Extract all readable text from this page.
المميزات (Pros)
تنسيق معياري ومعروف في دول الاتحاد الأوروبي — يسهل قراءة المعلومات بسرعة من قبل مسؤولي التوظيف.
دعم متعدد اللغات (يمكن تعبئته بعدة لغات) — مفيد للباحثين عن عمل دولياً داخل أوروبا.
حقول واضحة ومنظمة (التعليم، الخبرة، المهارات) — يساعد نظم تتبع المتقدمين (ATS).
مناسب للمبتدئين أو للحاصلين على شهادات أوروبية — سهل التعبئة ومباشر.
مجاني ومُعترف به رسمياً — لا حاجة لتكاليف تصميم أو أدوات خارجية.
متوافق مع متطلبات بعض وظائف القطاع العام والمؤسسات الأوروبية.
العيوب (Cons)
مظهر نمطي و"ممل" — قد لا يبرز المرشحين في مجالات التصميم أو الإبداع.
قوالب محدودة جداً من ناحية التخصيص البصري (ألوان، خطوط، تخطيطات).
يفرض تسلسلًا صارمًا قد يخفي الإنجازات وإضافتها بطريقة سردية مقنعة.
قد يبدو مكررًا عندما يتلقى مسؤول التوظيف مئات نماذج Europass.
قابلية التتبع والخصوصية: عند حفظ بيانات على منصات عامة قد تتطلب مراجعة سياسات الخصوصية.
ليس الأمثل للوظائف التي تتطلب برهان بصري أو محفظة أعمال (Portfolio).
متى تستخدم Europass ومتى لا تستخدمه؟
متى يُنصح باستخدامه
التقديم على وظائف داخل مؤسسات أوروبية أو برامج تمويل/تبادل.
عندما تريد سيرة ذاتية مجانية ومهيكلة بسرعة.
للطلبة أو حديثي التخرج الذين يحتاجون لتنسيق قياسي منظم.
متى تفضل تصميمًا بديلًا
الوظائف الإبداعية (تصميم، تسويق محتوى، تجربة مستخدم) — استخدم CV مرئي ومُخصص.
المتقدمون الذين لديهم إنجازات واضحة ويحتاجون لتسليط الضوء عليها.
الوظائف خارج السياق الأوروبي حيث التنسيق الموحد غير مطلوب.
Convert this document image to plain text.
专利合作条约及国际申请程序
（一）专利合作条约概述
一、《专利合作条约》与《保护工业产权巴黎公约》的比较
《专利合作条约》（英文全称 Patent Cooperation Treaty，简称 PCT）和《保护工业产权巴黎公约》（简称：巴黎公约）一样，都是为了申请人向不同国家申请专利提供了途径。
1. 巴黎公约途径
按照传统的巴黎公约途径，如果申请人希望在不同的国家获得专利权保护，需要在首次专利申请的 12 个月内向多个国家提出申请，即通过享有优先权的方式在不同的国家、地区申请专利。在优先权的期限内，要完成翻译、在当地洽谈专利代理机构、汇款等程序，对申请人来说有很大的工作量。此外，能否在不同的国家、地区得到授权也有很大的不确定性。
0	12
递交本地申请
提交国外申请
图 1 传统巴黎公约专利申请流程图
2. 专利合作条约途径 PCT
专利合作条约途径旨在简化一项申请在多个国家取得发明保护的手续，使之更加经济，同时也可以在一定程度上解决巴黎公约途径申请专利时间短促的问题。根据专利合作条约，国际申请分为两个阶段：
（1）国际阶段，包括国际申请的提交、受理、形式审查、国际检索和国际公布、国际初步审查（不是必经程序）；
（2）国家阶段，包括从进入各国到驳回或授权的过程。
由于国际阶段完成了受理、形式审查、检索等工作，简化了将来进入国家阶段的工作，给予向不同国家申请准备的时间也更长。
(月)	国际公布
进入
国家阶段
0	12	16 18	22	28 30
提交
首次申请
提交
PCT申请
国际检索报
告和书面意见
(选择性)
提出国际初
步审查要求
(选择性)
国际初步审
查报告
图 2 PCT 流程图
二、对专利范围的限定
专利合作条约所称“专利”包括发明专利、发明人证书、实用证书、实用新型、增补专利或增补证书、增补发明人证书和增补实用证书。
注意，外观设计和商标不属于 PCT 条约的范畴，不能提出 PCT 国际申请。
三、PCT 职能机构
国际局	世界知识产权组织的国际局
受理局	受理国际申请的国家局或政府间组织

-=-=-

# Goal
Track down every line holding the string "保护工业产权巴黎公约" and copy it.

# Solution for this task
一、《专利合作条约》与《保护工业产权巴黎公约》的比较
《专利合作条约》（英文全称 Patent Cooperation Treaty，简称 PCT）和《保护工业产权巴黎公约》（简称：巴黎公约）一样，都是为了申请人向不同国家申请专利提供了途径。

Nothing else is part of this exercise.